● **WHAT YOU ARE ASKED TO DO**
Could you output each line of the data that follows exactly?

● **DATA IN THIS EXERCISE**
************

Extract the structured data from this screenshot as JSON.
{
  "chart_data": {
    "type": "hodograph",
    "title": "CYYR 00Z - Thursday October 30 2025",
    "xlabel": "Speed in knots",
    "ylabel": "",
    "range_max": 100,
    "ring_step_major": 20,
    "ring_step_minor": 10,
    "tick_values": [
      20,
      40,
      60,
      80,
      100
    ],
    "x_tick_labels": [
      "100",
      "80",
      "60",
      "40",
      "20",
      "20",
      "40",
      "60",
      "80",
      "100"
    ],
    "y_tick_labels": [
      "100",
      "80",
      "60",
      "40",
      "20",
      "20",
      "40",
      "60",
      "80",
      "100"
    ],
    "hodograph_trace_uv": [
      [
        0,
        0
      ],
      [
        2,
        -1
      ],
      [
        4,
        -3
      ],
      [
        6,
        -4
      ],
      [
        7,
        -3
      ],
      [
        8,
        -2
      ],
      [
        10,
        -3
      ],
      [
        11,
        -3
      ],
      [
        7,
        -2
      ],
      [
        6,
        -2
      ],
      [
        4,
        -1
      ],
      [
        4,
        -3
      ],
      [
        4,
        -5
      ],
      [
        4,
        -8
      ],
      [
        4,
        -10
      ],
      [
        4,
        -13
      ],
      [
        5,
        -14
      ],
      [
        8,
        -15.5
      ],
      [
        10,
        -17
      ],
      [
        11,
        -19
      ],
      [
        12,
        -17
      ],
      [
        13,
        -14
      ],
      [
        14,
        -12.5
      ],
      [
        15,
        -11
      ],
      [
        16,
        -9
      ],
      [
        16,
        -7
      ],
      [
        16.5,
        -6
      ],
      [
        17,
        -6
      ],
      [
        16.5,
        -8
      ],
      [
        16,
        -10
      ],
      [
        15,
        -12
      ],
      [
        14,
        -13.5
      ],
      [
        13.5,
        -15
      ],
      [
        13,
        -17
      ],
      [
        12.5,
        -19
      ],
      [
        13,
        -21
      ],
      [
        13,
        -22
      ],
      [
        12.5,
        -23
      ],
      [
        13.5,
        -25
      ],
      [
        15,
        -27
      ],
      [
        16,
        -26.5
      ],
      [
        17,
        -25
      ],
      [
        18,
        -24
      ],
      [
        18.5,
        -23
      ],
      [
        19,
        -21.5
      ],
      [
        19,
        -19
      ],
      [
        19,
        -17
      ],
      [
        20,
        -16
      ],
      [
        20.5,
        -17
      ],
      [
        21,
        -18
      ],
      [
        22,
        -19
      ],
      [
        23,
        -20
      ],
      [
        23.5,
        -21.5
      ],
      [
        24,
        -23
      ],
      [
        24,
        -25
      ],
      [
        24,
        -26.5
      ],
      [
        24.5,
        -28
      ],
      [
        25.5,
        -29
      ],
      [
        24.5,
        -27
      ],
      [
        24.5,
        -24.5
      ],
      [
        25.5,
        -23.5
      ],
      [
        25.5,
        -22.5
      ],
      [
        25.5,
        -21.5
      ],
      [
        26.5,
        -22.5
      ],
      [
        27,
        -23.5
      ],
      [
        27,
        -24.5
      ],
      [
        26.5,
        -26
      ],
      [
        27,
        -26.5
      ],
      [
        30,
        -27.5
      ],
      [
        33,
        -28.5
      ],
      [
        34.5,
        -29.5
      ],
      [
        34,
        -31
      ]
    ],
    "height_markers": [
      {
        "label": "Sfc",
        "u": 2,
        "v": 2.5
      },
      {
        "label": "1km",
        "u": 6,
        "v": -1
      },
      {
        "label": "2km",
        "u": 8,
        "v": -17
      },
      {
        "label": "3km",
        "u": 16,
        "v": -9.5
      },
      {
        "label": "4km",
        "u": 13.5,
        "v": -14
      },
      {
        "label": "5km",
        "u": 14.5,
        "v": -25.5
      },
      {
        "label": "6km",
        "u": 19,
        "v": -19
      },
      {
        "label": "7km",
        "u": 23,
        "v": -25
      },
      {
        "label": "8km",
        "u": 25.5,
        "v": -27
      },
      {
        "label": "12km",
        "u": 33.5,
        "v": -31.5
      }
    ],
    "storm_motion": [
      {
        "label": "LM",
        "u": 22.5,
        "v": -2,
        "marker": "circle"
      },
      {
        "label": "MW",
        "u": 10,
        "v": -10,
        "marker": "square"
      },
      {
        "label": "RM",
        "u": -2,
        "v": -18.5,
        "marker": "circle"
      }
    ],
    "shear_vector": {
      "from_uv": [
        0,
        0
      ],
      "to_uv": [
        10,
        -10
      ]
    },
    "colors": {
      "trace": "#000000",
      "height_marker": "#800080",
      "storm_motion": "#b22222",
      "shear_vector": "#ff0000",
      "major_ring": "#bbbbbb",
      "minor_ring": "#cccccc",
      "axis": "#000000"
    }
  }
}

************

● **FINISHED EXERCISE**
Extract the structured data from this screenshot as JSON.
{
  "chart_data": {
    "type": "hodograph",
    "title": "CYYR 00Z - Thursday October 30 2025",
    "xlabel": "Speed in knots",
    "ylabel": "",
    "range_max": 100,
    "ring_step_major": 20,
    "ring_step_minor": 10,
    "tick_values": [
      20,
      40,
      60,
      80,
      100
    ],
    "x_tick_labels": [
      "100",
      "80",
      "60",
      "40",
      "20",
      "20",
      "40",
      "60",
      "80",
      "100"
    ],
    "y_tick_labels": [
      "100",
      "80",
      "60",
      "40",
      "20",
      "20",
      "40",
      "60",
      "80",
      "100"
    ],
    "hodograph_trace_uv": [
      [
        0,
        0
      ],
      [
        2,
        -1
      ],
      [
        4,
        -3
      ],
      [
        6,
        -4
      ],
      [
        7,
        -3
      ],
      [
        8,
        -2
      ],
      [
        10,
        -3
      ],
      [
        11,
        -3
      ],
      [
        7,
        -2
      ],
      [
        6,
        -2
      ],
      [
        4,
        -1
      ],
      [
        4,
        -3
      ],
      [
        4,
        -5
      ],
      [
        4,
        -8
      ],
      [
        4,
        -10
      ],
      [
        4,
        -13
      ],
      [
        5,
        -14
      ],
      [
        8,
        -15.5
      ],
      [
        10,
        -17
      ],
      [
        11,
        -19
      ],
      [
        12,
        -17
      ],
      [
        13,
        -14
      ],
      [
        14,
        -12.5
      ],
      [
        15,
        -11
      ],
      [
        16,
        -9
      ],
      [
        16,
        -7
      ],
      [
        16.5,
        -6
      ],
      [
        17,
        -6
      ],
      [
        16.5,
        -8
      ],
      [
        16,
        -10
      ],
      [
        15,
        -12
      ],
      [
        14,
        -13.5
      ],
      [
        13.5,
        -15
      ],
      [
        13,
        -17
      ],
      [
        12.5,
        -19
      ],
      [
        13,
        -21
      ],
      [
        13,
        -22
      ],
      [
        12.5,
        -23
      ],
      [
        13.5,
        -25
      ],
      [
        15,
        -27
      ],
      [
        16,
        -26.5
      ],
      [
        17,
        -25
      ],
      [
        18,
        -24
      ],
      [
        18.5,
        -23
      ],
      [
        19,
        -21.5
      ],
      [
        19,
        -19
      ],
      [
        19,
        -17
      ],
      [
        20,
        -16
      ],
      [
        20.5,
        -17
      ],
      [
        21,
        -18
      ],
      [
        22,
        -19
      ],
      [
        23,
        -20
      ],
      [
        23.5,
        -21.5
      ],
      [
        24,
        -23
      ],
      [
        24,
        -25
      ],
      [
        24,
        -26.5
      ],
      [
        24.5,
        -28
      ],
      [
        25.5,
        -29
      ],
      [
        24.5,
        -27
      ],
      [
        24.5,
        -24.5
      ],
      [
        25.5,
        -23.5
      ],
      [
        25.5,
        -22.5
      ],
      [
        25.5,
        -21.5
      ],
      [
        26.5,
        -22.5
      ],
      [
        27,
        -23.5
      ],
      [
        27,
        -24.5
      ],
      [
        26.5,
        -26
      ],
      [
        27,
        -26.5
      ],
      [
        30,
        -27.5
      ],
      [
        33,
        -28.5
      ],
      [
        34.5,
        -29.5
      ],
      [
        34,
        -31
      ]
    ],
    "height_markers": [
      {
        "label": "Sfc",
        "u": 2,
        "v": 2.5
      },
      {
        "label": "1km",
        "u": 6,
        "v": -1
      },
      {
        "label": "2km",
        "u": 8,
        "v": -17
      },
      {
        "label": "3km",
        "u": 16,
        "v": -9.5
      },
      {
        "label": "4km",
        "u": 13.5,
        "v": -14
      },
      {
        "label": "5km",
        "u": 14.5,
        "v": -25.5
      },
      {
        "label": "6km",
        "u": 19,
        "v": -19
      },
      {
        "label": "7km",
        "u": 23,
        "v": -25
      },
      {
        "label": "8km",
        "u": 25.5,
        "v": -27
      },
      {
        "label": "12km",
        "u": 33.5,
        "v": -31.5
      }
    ],
    "storm_motion": [
      {
        "label": "LM",
        "u": 22.5,
        "v": -2,
        "marker": "circle"
      },
      {
        "label": "MW",
        "u": 10,
        "v": -10,
        "marker": "square"
      },
      {
        "label": "RM",
        "u": -2,
        "v": -18.5,
        "marker": "circle"
      }
    ],
    "shear_vector": {
      "from_uv": [
        0,
        0
      ],
      "to_uv": [
        10,
        -10
      ]
    },
    "colors": {
      "trace": "#000000",
      "height_marker": "#800080",
      "storm_motion": "#b22222",
      "shear_vector": "#ff0000",
      "major_ring": "#bbbbbb",
      "minor_ring": "#cccccc",
      "axis": "#000000"
    }
  }
}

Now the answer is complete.